Stored items from a collection:
-------------------------

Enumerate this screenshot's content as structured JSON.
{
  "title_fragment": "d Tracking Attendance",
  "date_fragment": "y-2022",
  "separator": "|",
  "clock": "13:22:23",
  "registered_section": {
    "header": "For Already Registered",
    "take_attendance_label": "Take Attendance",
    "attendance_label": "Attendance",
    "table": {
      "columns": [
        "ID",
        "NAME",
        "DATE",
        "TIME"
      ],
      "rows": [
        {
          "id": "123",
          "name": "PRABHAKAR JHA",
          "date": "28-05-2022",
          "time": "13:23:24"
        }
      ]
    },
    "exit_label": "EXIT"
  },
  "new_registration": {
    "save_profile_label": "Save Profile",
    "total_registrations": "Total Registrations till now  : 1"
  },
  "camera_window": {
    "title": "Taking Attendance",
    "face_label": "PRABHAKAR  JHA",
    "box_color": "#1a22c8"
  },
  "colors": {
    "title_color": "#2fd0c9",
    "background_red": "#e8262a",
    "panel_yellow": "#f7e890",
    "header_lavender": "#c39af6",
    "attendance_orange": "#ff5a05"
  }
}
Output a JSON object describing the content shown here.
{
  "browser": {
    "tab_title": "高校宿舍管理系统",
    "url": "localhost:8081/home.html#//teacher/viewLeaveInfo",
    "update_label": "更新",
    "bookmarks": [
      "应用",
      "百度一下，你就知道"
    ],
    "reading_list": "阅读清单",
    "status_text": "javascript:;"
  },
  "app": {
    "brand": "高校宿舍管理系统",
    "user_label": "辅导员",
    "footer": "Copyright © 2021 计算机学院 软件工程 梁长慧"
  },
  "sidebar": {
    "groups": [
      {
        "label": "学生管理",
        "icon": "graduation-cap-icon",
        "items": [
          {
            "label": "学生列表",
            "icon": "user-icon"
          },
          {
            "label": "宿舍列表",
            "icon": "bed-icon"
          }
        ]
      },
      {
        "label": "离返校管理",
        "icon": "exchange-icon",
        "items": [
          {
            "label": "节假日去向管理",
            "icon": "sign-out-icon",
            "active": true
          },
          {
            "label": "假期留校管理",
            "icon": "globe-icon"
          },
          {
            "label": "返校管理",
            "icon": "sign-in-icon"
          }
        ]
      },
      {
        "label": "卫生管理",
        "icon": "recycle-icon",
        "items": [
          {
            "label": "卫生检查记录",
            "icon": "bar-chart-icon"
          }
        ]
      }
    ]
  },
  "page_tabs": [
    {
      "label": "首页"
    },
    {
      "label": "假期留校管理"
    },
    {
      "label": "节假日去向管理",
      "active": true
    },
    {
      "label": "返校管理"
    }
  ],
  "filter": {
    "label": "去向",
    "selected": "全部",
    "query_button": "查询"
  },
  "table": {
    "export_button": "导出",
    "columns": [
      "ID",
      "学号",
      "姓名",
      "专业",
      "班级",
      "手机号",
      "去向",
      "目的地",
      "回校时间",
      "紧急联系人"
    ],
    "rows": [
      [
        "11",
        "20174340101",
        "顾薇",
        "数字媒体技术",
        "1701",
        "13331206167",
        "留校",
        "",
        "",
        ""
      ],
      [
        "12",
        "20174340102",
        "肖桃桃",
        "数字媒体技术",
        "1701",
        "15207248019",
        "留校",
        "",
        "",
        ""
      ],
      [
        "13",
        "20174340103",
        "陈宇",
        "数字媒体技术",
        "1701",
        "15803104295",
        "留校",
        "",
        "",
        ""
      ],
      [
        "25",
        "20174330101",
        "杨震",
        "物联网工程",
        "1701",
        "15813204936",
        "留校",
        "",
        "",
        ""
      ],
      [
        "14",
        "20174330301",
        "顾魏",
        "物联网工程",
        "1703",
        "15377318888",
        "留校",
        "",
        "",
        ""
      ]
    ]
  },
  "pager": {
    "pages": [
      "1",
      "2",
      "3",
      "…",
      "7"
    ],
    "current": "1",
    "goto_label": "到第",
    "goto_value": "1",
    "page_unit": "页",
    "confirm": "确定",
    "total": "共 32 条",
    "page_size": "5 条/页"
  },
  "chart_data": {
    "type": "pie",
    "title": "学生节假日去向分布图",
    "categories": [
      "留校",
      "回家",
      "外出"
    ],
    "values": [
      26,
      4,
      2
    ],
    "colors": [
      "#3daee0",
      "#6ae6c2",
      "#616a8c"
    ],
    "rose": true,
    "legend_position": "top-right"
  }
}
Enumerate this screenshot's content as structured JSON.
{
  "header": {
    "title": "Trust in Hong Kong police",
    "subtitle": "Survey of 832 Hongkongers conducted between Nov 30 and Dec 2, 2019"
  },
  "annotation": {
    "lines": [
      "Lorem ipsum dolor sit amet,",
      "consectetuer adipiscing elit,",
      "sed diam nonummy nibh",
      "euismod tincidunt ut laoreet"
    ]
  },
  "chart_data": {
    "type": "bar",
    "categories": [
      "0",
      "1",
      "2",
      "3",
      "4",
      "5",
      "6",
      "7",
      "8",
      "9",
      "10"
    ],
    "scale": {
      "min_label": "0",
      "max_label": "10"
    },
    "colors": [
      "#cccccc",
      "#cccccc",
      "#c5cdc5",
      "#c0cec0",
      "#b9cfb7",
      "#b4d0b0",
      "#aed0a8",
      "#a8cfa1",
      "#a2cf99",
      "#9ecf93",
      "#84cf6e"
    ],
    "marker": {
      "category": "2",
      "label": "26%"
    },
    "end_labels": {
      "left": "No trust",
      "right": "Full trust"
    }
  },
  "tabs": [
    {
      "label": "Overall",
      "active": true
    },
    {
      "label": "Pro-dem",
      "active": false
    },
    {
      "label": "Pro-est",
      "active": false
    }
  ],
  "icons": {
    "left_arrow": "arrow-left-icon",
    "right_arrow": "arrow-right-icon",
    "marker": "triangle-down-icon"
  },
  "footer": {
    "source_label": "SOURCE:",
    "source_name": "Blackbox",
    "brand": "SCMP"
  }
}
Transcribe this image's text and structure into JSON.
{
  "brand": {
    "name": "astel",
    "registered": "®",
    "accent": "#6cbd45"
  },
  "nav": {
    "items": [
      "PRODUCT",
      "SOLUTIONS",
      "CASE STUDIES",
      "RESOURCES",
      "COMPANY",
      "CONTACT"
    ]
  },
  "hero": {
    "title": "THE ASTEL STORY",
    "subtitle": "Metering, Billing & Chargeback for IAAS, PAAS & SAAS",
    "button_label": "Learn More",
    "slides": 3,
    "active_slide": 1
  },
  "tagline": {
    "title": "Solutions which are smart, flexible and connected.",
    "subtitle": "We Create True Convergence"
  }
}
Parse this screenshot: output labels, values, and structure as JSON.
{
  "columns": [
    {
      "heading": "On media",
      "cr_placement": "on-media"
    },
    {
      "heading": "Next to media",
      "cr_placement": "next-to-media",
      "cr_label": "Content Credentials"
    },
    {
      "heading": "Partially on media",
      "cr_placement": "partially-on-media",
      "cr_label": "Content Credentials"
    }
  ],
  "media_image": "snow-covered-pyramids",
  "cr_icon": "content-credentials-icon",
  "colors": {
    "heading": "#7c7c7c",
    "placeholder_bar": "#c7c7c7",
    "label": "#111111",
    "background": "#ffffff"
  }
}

-------------------------

Instructions for the task: Write down the full listing again, exactly.

Output:
Enumerate this screenshot's content as structured JSON.
{
  "title_fragment": "d Tracking Attendance",
  "date_fragment": "y-2022",
  "separator": "|",
  "clock": "13:22:23",
  "registered_section": {
    "header": "For Already Registered",
    "take_attendance_label": "Take Attendance",
    "attendance_label": "Attendance",
    "table": {
      "columns": [
        "ID",
        "NAME",
        "DATE",
        "TIME"
      ],
      "rows": [
        {
          "id": "123",
          "name": "PRABHAKAR JHA",
          "date": "28-05-2022",
          "time": "13:23:24"
        }
      ]
    },
    "exit_label": "EXIT"
  },
  "new_registration": {
    "save_profile_label": "Save Profile",
    "total_registrations": "Total Registrations till now  : 1"
  },
  "camera_window": {
    "title": "Taking Attendance",
    "face_label": "PRABHAKAR  JHA",
    "box_color": "#1a22c8"
  },
  "colors": {
    "title_color": "#2fd0c9",
    "background_red": "#e8262a",
    "panel_yellow": "#f7e890",
    "header_lavender": "#c39af6",
    "attendance_orange": "#ff5a05"
  }
}
Output a JSON object describing the content shown here.
{
  "browser": {
    "tab_title": "高校宿舍管理系统",
    "url": "localhost:8081/home.html#//teacher/viewLeaveInfo",
    "update_label": "更新",
    "bookmarks": [
      "应用",
      "百度一下，你就知道"
    ],
    "reading_list": "阅读清单",
    "status_text": "javascript:;"
  },
  "app": {
    "brand": "高校宿舍管理系统",
    "user_label": "辅导员",
    "footer": "Copyright © 2021 计算机学院 软件工程 梁长慧"
  },
  "sidebar": {
    "groups": [
      {
        "label": "学生管理",
        "icon": "graduation-cap-icon",
        "items": [
          {
            "label": "学生列表",
            "icon": "user-icon"
          },
          {
            "label": "宿舍列表",
            "icon": "bed-icon"
          }
        ]
      },
      {
        "label": "离返校管理",
        "icon": "exchange-icon",
        "items": [
          {
            "label": "节假日去向管理",
            "icon": "sign-out-icon",
            "active": true
          },
          {
            "label": "假期留校管理",
            "icon": "globe-icon"
          },
          {
            "label": "返校管理",
            "icon": "sign-in-icon"
          }
        ]
      },
      {
        "label": "卫生管理",
        "icon": "recycle-icon",
        "items": [
          {
            "label": "卫生检查记录",
            "icon": "bar-chart-icon"
          }
        ]
      }
    ]
  },
  "page_tabs": [
    {
      "label": "首页"
    },
    {
      "label": "假期留校管理"
    },
    {
      "label": "节假日去向管理",
      "active": true
    },
    {
      "label": "返校管理"
    }
  ],
  "filter": {
    "label": "去向",
    "selected": "全部",
    "query_button": "查询"
  },
  "table": {
    "export_button": "导出",
    "columns": [
      "ID",
      "学号",
      "姓名",
      "专业",
      "班级",
      "手机号",
      "去向",
      "目的地",
      "回校时间",
      "紧急联系人"
    ],
    "rows": [
      [
        "11",
        "20174340101",
        "顾薇",
        "数字媒体技术",
        "1701",
        "13331206167",
        "留校",
        "",
        "",
        ""
      ],
      [
        "12",
        "20174340102",
        "肖桃桃",
        "数字媒体技术",
        "1701",
        "15207248019",
        "留校",
        "",
        "",
        ""
      ],
      [
        "13",
        "20174340103",
        "陈宇",
        "数字媒体技术",
        "1701",
        "15803104295",
        "留校",
        "",
        "",
        ""
      ],
      [
        "25",
        "20174330101",
        "杨震",
        "物联网工程",
        "1701",
        "15813204936",
        "留校",
        "",
        "",
        ""
      ],
      [
        "14",
        "20174330301",
        "顾魏",
        "物联网工程",
        "1703",
        "15377318888",
        "留校",
        "",
        "",
        ""
      ]
    ]
  },
  "pager": {
    "pages": [
      "1",
      "2",
      "3",
      "…",
      "7"
    ],
    "current": "1",
    "goto_label": "到第",
    "goto_value": "1",
    "page_unit": "页",
    "confirm": "确定",
    "total": "共 32 条",
    "page_size": "5 条/页"
  },
  "chart_data": {
    "type": "pie",
    "title": "学生节假日去向分布图",
    "categories": [
      "留校",
      "回家",
      "外出"
    ],
    "values": [
      26,
      4,
      2
    ],
    "colors": [
      "#3daee0",
      "#6ae6c2",
      "#616a8c"
    ],
    "rose": true,
    "legend_position": "top-right"
  }
}
Enumerate this screenshot's content as structured JSON.
{
  "header": {
    "title": "Trust in Hong Kong police",
    "subtitle": "Survey of 832 Hongkongers conducted between Nov 30 and Dec 2, 2019"
  },
  "annotation": {
    "lines": [
      "Lorem ipsum dolor sit amet,",
      "consectetuer adipiscing elit,",
      "sed diam nonummy nibh",
      "euismod tincidunt ut laoreet"
    ]
  },
  "chart_data": {
    "type": "bar",
    "categories": [
      "0",
      "1",
      "2",
      "3",
      "4",
      "5",
      "6",
      "7",
      "8",
      "9",
      "10"
    ],
    "scale": {
      "min_label": "0",
      "max_label": "10"
    },
    "colors": [
      "#cccccc",
      "#cccccc",
      "#c5cdc5",
      "#c0cec0",
      "#b9cfb7",
      "#b4d0b0",
      "#aed0a8",
      "#a8cfa1",
      "#a2cf99",
      "#9ecf93",
      "#84cf6e"
    ],
    "marker": {
      "category": "2",
      "label": "26%"
    },
    "end_labels": {
      "left": "No trust",
      "right": "Full trust"
    }
  },
  "tabs": [
    {
      "label": "Overall",
      "active": true
    },
    {
      "label": "Pro-dem",
      "active": false
    },
    {
      "label": "Pro-est",
      "active": false
    }
  ],
  "icons": {
    "left_arrow": "arrow-left-icon",
    "right_arrow": "arrow-right-icon",
    "marker": "triangle-down-icon"
  },
  "footer": {
    "source_label": "SOURCE:",
    "source_name": "Blackbox",
    "brand": "SCMP"
  }
}
Transcribe this image's text and structure into JSON.
{
  "brand": {
    "name": "astel",
    "registered": "®",
    "accent": "#6cbd45"
  },
  "nav": {
    "items": [
      "PRODUCT",
      "SOLUTIONS",
      "CASE STUDIES",
      "RESOURCES",
      "COMPANY",
      "CONTACT"
    ]
  },
  "hero": {
    "title": "THE ASTEL STORY",
    "subtitle": "Metering, Billing & Chargeback for IAAS, PAAS & SAAS",
    "button_label": "Learn More",
    "slides": 3,
    "active_slide": 1
  },
  "tagline": {
    "title": "Solutions which are smart, flexible and connected.",
    "subtitle": "We Create True Convergence"
  }
}
Parse this screenshot: output labels, values, and structure as JSON.
{
  "columns": [
    {
      "heading": "On media",
      "cr_placement": "on-media"
    },
    {
      "heading": "Next to media",
      "cr_placement": "next-to-media",
      "cr_label": "Content Credentials"
    },
    {
      "heading": "Partially on media",
      "cr_placement": "partially-on-media",
      "cr_label": "Content Credentials"
    }
  ],
  "media_image": "snow-covered-pyramids",
  "cr_icon": "content-credentials-icon",
  "colors": {
    "heading": "#7c7c7c",
    "placeholder_bar": "#c7c7c7",
    "label": "#111111",
    "background": "#ffffff"
  }
}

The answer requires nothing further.